Supplied entries start

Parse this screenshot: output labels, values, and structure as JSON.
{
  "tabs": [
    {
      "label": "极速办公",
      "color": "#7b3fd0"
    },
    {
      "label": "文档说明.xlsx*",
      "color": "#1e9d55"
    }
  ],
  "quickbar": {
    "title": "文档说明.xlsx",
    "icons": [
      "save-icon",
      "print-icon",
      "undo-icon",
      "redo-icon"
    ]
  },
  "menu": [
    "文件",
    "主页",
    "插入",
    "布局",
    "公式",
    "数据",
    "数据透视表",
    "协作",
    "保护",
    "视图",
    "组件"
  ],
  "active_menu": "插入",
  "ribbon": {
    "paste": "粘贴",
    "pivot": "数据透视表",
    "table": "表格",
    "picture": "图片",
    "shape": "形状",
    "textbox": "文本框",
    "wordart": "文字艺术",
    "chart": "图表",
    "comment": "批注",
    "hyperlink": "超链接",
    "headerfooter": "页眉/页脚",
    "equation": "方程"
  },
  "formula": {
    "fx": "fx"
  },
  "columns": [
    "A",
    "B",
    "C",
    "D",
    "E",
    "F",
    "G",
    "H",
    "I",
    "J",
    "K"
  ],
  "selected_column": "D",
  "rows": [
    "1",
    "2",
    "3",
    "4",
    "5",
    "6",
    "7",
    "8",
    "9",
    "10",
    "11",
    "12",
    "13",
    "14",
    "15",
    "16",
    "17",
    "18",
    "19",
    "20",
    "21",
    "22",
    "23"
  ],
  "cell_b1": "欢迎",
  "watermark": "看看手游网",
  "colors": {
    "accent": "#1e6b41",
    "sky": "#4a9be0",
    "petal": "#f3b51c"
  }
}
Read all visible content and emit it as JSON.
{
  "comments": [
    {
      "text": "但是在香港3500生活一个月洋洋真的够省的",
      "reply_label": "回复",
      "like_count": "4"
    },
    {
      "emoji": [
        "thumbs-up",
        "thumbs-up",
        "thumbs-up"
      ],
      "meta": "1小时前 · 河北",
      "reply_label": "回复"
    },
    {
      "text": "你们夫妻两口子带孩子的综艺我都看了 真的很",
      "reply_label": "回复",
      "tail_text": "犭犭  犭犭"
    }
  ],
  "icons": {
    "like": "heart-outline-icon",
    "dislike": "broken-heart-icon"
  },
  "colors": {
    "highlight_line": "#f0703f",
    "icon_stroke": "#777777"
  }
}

Supplied entries end
Supplied entries start

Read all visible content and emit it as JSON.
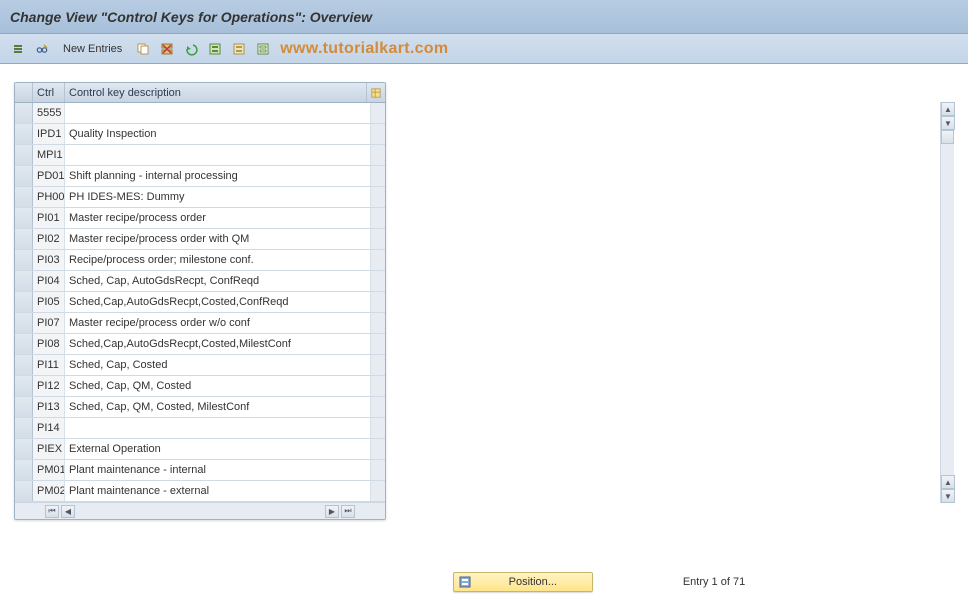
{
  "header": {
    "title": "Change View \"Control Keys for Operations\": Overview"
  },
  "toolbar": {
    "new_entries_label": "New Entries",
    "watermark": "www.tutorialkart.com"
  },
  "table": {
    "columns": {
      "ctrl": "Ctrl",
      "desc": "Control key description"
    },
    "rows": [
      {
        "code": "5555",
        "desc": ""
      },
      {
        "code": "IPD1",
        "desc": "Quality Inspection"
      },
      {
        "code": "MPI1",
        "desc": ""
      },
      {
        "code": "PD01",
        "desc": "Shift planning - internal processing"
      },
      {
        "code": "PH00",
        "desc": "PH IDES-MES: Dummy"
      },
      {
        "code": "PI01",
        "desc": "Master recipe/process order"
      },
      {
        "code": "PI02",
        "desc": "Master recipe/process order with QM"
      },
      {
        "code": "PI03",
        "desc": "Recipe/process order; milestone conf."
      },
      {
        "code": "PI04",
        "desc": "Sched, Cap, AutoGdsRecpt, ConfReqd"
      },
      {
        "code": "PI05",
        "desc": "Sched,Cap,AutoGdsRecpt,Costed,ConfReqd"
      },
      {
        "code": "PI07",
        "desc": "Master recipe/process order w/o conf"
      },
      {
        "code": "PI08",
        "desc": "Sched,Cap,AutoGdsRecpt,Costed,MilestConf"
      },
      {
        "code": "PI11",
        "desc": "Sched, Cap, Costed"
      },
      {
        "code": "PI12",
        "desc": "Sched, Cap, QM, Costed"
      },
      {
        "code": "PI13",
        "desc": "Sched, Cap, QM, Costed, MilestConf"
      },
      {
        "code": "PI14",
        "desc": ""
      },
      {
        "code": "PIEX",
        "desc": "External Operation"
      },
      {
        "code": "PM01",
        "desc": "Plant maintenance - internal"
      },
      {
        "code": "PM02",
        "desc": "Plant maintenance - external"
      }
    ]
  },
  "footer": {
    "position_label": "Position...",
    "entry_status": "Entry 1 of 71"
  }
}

Supplied entries end

• Direction:
Gather and return every line that holds the string "title".

• Task output:
    "title": "文档说明.xlsx",
    "title": "Change View \"Control Keys for Operations\": Overview"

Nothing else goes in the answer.